* Stated goal
The entries below contain pictures. Retype everything except those pictures, exactly as given.

-------

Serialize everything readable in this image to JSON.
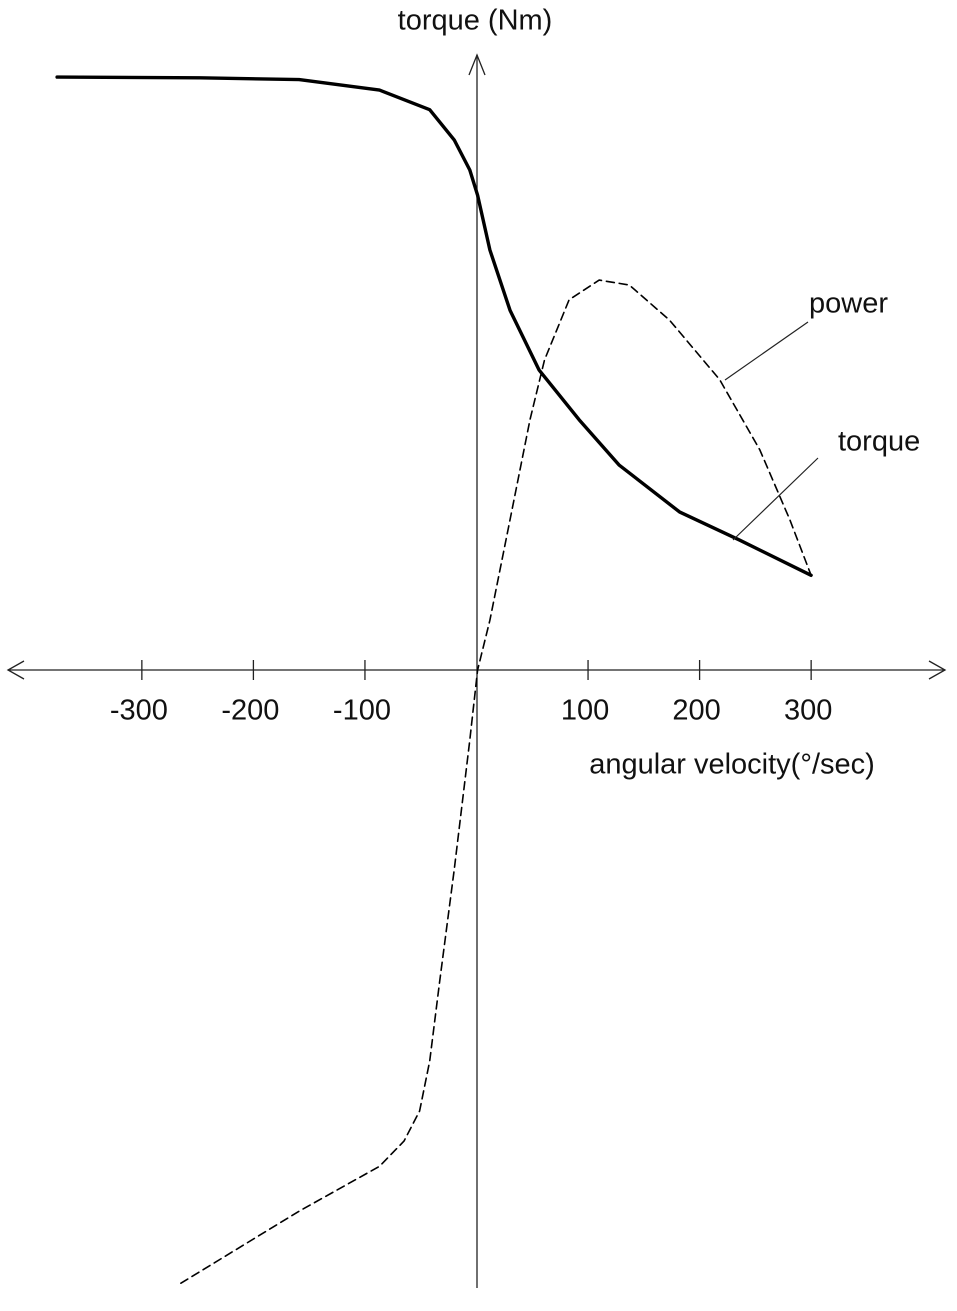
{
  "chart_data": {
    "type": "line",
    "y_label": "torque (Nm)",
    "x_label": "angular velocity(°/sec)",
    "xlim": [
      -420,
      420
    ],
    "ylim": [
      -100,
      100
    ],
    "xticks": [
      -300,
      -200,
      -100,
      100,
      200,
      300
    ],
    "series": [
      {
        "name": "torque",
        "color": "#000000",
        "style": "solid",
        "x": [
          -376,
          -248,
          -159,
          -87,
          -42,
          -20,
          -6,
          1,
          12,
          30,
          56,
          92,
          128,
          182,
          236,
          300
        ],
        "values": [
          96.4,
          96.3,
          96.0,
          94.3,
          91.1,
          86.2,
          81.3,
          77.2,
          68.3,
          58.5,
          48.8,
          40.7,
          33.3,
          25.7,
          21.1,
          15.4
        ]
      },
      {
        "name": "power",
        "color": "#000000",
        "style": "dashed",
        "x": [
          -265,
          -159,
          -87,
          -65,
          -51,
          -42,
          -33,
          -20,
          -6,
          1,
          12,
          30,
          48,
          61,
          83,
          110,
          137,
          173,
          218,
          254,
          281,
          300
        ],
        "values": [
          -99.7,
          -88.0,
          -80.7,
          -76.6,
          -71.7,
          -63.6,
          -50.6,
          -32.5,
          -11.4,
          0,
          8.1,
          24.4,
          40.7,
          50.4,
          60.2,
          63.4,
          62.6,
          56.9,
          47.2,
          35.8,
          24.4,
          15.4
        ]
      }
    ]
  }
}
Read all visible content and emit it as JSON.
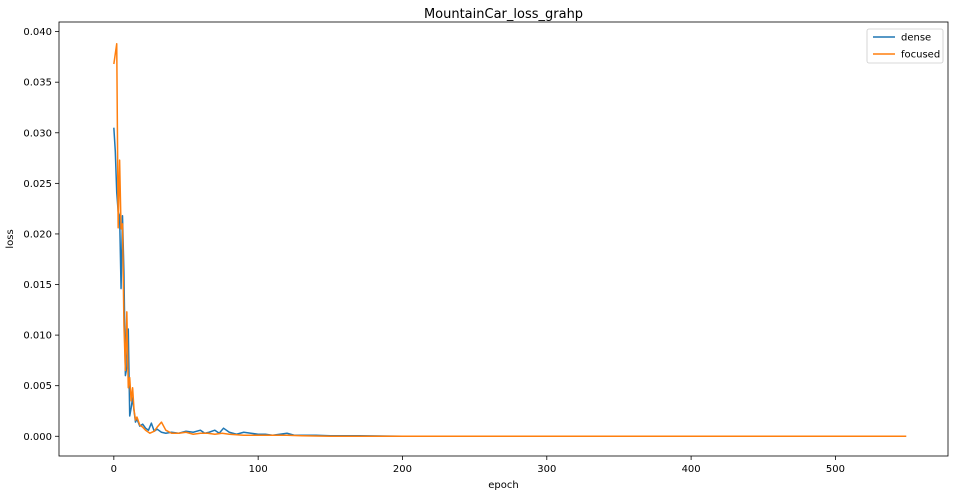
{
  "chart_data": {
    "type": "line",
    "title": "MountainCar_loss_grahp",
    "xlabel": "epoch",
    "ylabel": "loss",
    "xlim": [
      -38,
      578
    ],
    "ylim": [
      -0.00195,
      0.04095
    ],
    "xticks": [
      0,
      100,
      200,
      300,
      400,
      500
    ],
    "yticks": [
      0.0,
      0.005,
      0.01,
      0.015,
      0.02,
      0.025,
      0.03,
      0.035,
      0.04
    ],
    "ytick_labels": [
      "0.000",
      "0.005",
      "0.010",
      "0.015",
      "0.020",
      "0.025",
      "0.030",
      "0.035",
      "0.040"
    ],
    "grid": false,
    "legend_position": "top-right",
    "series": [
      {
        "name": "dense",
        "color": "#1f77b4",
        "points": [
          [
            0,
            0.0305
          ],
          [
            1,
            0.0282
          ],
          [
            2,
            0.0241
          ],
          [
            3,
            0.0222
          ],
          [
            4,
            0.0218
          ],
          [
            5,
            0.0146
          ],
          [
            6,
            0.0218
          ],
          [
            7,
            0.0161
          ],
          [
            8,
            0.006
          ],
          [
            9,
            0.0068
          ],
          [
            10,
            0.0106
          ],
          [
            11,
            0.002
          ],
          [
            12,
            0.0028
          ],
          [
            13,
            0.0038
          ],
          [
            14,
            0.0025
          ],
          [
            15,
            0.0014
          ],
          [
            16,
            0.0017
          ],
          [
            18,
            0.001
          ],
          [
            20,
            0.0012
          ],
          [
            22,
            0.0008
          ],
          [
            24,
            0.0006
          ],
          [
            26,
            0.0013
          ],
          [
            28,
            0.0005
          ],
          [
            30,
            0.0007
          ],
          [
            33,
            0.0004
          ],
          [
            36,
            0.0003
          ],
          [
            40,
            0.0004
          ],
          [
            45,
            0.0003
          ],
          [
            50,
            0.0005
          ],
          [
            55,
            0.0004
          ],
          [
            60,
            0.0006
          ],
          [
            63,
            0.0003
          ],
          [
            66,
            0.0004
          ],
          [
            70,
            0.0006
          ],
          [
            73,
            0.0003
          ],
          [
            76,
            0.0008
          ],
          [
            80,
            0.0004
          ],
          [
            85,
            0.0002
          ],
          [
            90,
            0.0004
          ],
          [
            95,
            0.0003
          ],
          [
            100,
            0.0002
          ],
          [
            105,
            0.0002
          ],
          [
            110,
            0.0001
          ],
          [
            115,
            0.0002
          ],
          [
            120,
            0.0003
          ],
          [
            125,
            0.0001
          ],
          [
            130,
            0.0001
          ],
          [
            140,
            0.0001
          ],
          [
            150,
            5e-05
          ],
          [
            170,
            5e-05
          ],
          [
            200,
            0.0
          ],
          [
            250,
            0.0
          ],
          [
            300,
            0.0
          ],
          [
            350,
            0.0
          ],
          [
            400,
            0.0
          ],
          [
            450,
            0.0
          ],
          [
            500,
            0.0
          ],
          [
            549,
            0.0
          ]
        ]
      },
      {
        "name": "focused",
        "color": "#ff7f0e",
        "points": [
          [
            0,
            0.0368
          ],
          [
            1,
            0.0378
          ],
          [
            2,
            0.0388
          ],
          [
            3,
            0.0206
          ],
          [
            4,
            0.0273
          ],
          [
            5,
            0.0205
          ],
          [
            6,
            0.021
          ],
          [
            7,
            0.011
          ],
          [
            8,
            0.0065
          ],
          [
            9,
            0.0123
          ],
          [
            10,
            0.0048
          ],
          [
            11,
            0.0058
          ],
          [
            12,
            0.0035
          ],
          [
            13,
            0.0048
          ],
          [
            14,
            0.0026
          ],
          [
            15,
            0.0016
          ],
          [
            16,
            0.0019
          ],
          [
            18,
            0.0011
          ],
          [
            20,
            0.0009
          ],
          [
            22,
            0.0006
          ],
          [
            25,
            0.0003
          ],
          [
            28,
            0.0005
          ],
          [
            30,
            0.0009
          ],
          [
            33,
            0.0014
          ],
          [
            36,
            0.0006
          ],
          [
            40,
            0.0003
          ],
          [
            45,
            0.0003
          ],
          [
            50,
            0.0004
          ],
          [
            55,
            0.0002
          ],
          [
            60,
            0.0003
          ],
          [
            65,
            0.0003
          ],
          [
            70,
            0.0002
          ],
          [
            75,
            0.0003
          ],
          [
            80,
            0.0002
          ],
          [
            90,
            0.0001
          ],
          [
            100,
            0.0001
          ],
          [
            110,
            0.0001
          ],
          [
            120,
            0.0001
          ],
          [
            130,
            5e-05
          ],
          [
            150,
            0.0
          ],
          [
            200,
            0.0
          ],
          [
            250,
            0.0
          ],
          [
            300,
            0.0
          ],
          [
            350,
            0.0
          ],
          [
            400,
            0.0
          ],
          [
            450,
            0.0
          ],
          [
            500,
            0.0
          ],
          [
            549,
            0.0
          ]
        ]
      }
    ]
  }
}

-------

* Response
Serialize everything readable in this image to JSON.
{
  "chart_data": {
    "type": "line",
    "y_label": "torque (Nm)",
    "x_label": "angular velocity(°/sec)",
    "xlim": [
      -420,
      420
    ],
    "ylim": [
      -100,
      100
    ],
    "xticks": [
      -300,
      -200,
      -100,
      100,
      200,
      300
    ],
    "series": [
      {
        "name": "torque",
        "color": "#000000",
        "style": "solid",
        "x": [
          -376,
          -248,
          -159,
          -87,
          -42,
          -20,
          -6,
          1,
          12,
          30,
          56,
          92,
          128,
          182,
          236,
          300
        ],
        "values": [
          96.4,
          96.3,
          96.0,
          94.3,
          91.1,
          86.2,
          81.3,
          77.2,
          68.3,
          58.5,
          48.8,
          40.7,
          33.3,
          25.7,
          21.1,
          15.4
        ]
      },
      {
        "name": "power",
        "color": "#000000",
        "style": "dashed",
        "x": [
          -265,
          -159,
          -87,
          -65,
          -51,
          -42,
          -33,
          -20,
          -6,
          1,
          12,
          30,
          48,
          61,
          83,
          110,
          137,
          173,
          218,
          254,
          281,
          300
        ],
        "values": [
          -99.7,
          -88.0,
          -80.7,
          -76.6,
          -71.7,
          -63.6,
          -50.6,
          -32.5,
          -11.4,
          0,
          8.1,
          24.4,
          40.7,
          50.4,
          60.2,
          63.4,
          62.6,
          56.9,
          47.2,
          35.8,
          24.4,
          15.4
        ]
      }
    ]
  }
}
Read all visible content and emit it as JSON.
{
  "chart_data": {
    "type": "line",
    "title": "MountainCar_loss_grahp",
    "xlabel": "epoch",
    "ylabel": "loss",
    "xlim": [
      -38,
      578
    ],
    "ylim": [
      -0.00195,
      0.04095
    ],
    "xticks": [
      0,
      100,
      200,
      300,
      400,
      500
    ],
    "yticks": [
      0.0,
      0.005,
      0.01,
      0.015,
      0.02,
      0.025,
      0.03,
      0.035,
      0.04
    ],
    "ytick_labels": [
      "0.000",
      "0.005",
      "0.010",
      "0.015",
      "0.020",
      "0.025",
      "0.030",
      "0.035",
      "0.040"
    ],
    "grid": false,
    "legend_position": "top-right",
    "series": [
      {
        "name": "dense",
        "color": "#1f77b4",
        "points": [
          [
            0,
            0.0305
          ],
          [
            1,
            0.0282
          ],
          [
            2,
            0.0241
          ],
          [
            3,
            0.0222
          ],
          [
            4,
            0.0218
          ],
          [
            5,
            0.0146
          ],
          [
            6,
            0.0218
          ],
          [
            7,
            0.0161
          ],
          [
            8,
            0.006
          ],
          [
            9,
            0.0068
          ],
          [
            10,
            0.0106
          ],
          [
            11,
            0.002
          ],
          [
            12,
            0.0028
          ],
          [
            13,
            0.0038
          ],
          [
            14,
            0.0025
          ],
          [
            15,
            0.0014
          ],
          [
            16,
            0.0017
          ],
          [
            18,
            0.001
          ],
          [
            20,
            0.0012
          ],
          [
            22,
            0.0008
          ],
          [
            24,
            0.0006
          ],
          [
            26,
            0.0013
          ],
          [
            28,
            0.0005
          ],
          [
            30,
            0.0007
          ],
          [
            33,
            0.0004
          ],
          [
            36,
            0.0003
          ],
          [
            40,
            0.0004
          ],
          [
            45,
            0.0003
          ],
          [
            50,
            0.0005
          ],
          [
            55,
            0.0004
          ],
          [
            60,
            0.0006
          ],
          [
            63,
            0.0003
          ],
          [
            66,
            0.0004
          ],
          [
            70,
            0.0006
          ],
          [
            73,
            0.0003
          ],
          [
            76,
            0.0008
          ],
          [
            80,
            0.0004
          ],
          [
            85,
            0.0002
          ],
          [
            90,
            0.0004
          ],
          [
            95,
            0.0003
          ],
          [
            100,
            0.0002
          ],
          [
            105,
            0.0002
          ],
          [
            110,
            0.0001
          ],
          [
            115,
            0.0002
          ],
          [
            120,
            0.0003
          ],
          [
            125,
            0.0001
          ],
          [
            130,
            0.0001
          ],
          [
            140,
            0.0001
          ],
          [
            150,
            5e-05
          ],
          [
            170,
            5e-05
          ],
          [
            200,
            0.0
          ],
          [
            250,
            0.0
          ],
          [
            300,
            0.0
          ],
          [
            350,
            0.0
          ],
          [
            400,
            0.0
          ],
          [
            450,
            0.0
          ],
          [
            500,
            0.0
          ],
          [
            549,
            0.0
          ]
        ]
      },
      {
        "name": "focused",
        "color": "#ff7f0e",
        "points": [
          [
            0,
            0.0368
          ],
          [
            1,
            0.0378
          ],
          [
            2,
            0.0388
          ],
          [
            3,
            0.0206
          ],
          [
            4,
            0.0273
          ],
          [
            5,
            0.0205
          ],
          [
            6,
            0.021
          ],
          [
            7,
            0.011
          ],
          [
            8,
            0.0065
          ],
          [
            9,
            0.0123
          ],
          [
            10,
            0.0048
          ],
          [
            11,
            0.0058
          ],
          [
            12,
            0.0035
          ],
          [
            13,
            0.0048
          ],
          [
            14,
            0.0026
          ],
          [
            15,
            0.0016
          ],
          [
            16,
            0.0019
          ],
          [
            18,
            0.0011
          ],
          [
            20,
            0.0009
          ],
          [
            22,
            0.0006
          ],
          [
            25,
            0.0003
          ],
          [
            28,
            0.0005
          ],
          [
            30,
            0.0009
          ],
          [
            33,
            0.0014
          ],
          [
            36,
            0.0006
          ],
          [
            40,
            0.0003
          ],
          [
            45,
            0.0003
          ],
          [
            50,
            0.0004
          ],
          [
            55,
            0.0002
          ],
          [
            60,
            0.0003
          ],
          [
            65,
            0.0003
          ],
          [
            70,
            0.0002
          ],
          [
            75,
            0.0003
          ],
          [
            80,
            0.0002
          ],
          [
            90,
            0.0001
          ],
          [
            100,
            0.0001
          ],
          [
            110,
            0.0001
          ],
          [
            120,
            0.0001
          ],
          [
            130,
            5e-05
          ],
          [
            150,
            0.0
          ],
          [
            200,
            0.0
          ],
          [
            250,
            0.0
          ],
          [
            300,
            0.0
          ],
          [
            350,
            0.0
          ],
          [
            400,
            0.0
          ],
          [
            450,
            0.0
          ],
          [
            500,
            0.0
          ],
          [
            549,
            0.0
          ]
        ]
      }
    ]
  }
}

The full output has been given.